Print each line exactly as it is given.
* start *
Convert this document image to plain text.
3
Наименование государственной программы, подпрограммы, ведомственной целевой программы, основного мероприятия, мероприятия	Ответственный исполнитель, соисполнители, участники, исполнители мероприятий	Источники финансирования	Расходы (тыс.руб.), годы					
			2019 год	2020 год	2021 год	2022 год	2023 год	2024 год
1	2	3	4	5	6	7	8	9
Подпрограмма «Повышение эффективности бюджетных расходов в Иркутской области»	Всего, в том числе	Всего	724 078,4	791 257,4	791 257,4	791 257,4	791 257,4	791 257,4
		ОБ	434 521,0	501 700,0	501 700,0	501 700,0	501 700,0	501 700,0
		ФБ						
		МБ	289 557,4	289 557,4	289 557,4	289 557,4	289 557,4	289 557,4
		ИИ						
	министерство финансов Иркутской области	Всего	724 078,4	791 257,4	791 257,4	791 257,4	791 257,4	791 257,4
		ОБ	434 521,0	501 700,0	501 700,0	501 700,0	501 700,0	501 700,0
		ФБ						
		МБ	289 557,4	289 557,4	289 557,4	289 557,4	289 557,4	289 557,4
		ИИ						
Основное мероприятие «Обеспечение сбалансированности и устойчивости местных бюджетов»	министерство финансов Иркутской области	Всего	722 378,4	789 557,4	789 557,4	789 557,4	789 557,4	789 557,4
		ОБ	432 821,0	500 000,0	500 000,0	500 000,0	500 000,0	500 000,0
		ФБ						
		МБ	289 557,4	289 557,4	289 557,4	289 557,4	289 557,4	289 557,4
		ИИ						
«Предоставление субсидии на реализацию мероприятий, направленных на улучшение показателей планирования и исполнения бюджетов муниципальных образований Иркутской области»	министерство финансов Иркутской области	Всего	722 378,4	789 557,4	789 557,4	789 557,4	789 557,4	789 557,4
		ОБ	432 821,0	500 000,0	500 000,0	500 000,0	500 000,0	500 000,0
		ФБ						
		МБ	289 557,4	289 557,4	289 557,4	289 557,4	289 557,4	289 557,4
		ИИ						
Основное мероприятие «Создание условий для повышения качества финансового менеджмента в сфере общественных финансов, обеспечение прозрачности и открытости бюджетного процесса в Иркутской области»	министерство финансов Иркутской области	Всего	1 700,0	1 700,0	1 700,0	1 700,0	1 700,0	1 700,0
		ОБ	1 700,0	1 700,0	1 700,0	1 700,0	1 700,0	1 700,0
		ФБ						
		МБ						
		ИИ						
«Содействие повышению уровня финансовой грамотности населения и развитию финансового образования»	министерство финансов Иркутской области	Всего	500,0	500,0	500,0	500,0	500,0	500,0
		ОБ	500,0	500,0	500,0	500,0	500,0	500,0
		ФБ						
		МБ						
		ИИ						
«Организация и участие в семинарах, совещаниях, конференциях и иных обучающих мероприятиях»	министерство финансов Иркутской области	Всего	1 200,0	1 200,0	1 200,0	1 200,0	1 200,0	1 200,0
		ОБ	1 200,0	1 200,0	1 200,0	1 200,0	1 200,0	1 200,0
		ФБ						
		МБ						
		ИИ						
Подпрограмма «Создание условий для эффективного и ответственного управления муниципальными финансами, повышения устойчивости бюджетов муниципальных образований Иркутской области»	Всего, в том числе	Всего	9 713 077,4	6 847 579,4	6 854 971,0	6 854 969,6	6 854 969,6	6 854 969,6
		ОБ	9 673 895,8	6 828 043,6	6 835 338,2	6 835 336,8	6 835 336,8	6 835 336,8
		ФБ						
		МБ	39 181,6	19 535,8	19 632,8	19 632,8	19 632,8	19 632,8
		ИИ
* end *
#### [ANSWER TO THE EXERCISE]
Convert this document image to plain text.
3
Наименование государственной программы, подпрограммы, ведомственной целевой программы, основного мероприятия, мероприятия	Ответственный исполнитель, соисполнители, участники, исполнители мероприятий	Источники финансирования	Расходы (тыс.руб.), годы					
			2019 год	2020 год	2021 год	2022 год	2023 год	2024 год
1	2	3	4	5	6	7	8	9
Подпрограмма «Повышение эффективности бюджетных расходов в Иркутской области»	Всего, в том числе	Всего	724 078,4	791 257,4	791 257,4	791 257,4	791 257,4	791 257,4
		ОБ	434 521,0	501 700,0	501 700,0	501 700,0	501 700,0	501 700,0
		ФБ						
		МБ	289 557,4	289 557,4	289 557,4	289 557,4	289 557,4	289 557,4
		ИИ						
	министерство финансов Иркутской области	Всего	724 078,4	791 257,4	791 257,4	791 257,4	791 257,4	791 257,4
		ОБ	434 521,0	501 700,0	501 700,0	501 700,0	501 700,0	501 700,0
		ФБ						
		МБ	289 557,4	289 557,4	289 557,4	289 557,4	289 557,4	289 557,4
		ИИ						
Основное мероприятие «Обеспечение сбалансированности и устойчивости местных бюджетов»	министерство финансов Иркутской области	Всего	722 378,4	789 557,4	789 557,4	789 557,4	789 557,4	789 557,4
		ОБ	432 821,0	500 000,0	500 000,0	500 000,0	500 000,0	500 000,0
		ФБ						
		МБ	289 557,4	289 557,4	289 557,4	289 557,4	289 557,4	289 557,4
		ИИ						
«Предоставление субсидии на реализацию мероприятий, направленных на улучшение показателей планирования и исполнения бюджетов муниципальных образований Иркутской области»	министерство финансов Иркутской области	Всего	722 378,4	789 557,4	789 557,4	789 557,4	789 557,4	789 557,4
		ОБ	432 821,0	500 000,0	500 000,0	500 000,0	500 000,0	500 000,0
		ФБ						
		МБ	289 557,4	289 557,4	289 557,4	289 557,4	289 557,4	289 557,4
		ИИ						
Основное мероприятие «Создание условий для повышения качества финансового менеджмента в сфере общественных финансов, обеспечение прозрачности и открытости бюджетного процесса в Иркутской области»	министерство финансов Иркутской области	Всего	1 700,0	1 700,0	1 700,0	1 700,0	1 700,0	1 700,0
		ОБ	1 700,0	1 700,0	1 700,0	1 700,0	1 700,0	1 700,0
		ФБ						
		МБ						
		ИИ						
«Содействие повышению уровня финансовой грамотности населения и развитию финансового образования»	министерство финансов Иркутской области	Всего	500,0	500,0	500,0	500,0	500,0	500,0
		ОБ	500,0	500,0	500,0	500,0	500,0	500,0
		ФБ						
		МБ						
		ИИ						
«Организация и участие в семинарах, совещаниях, конференциях и иных обучающих мероприятиях»	министерство финансов Иркутской области	Всего	1 200,0	1 200,0	1 200,0	1 200,0	1 200,0	1 200,0
		ОБ	1 200,0	1 200,0	1 200,0	1 200,0	1 200,0	1 200,0
		ФБ						
		МБ						
		ИИ						
Подпрограмма «Создание условий для эффективного и ответственного управления муниципальными финансами, повышения устойчивости бюджетов муниципальных образований Иркутской области»	Всего, в том числе	Всего	9 713 077,4	6 847 579,4	6 854 971,0	6 854 969,6	6 854 969,6	6 854 969,6
		ОБ	9 673 895,8	6 828 043,6	6 835 338,2	6 835 336,8	6 835 336,8	6 835 336,8
		ФБ						
		МБ	39 181,6	19 535,8	19 632,8	19 632,8	19 632,8	19 632,8
		ИИ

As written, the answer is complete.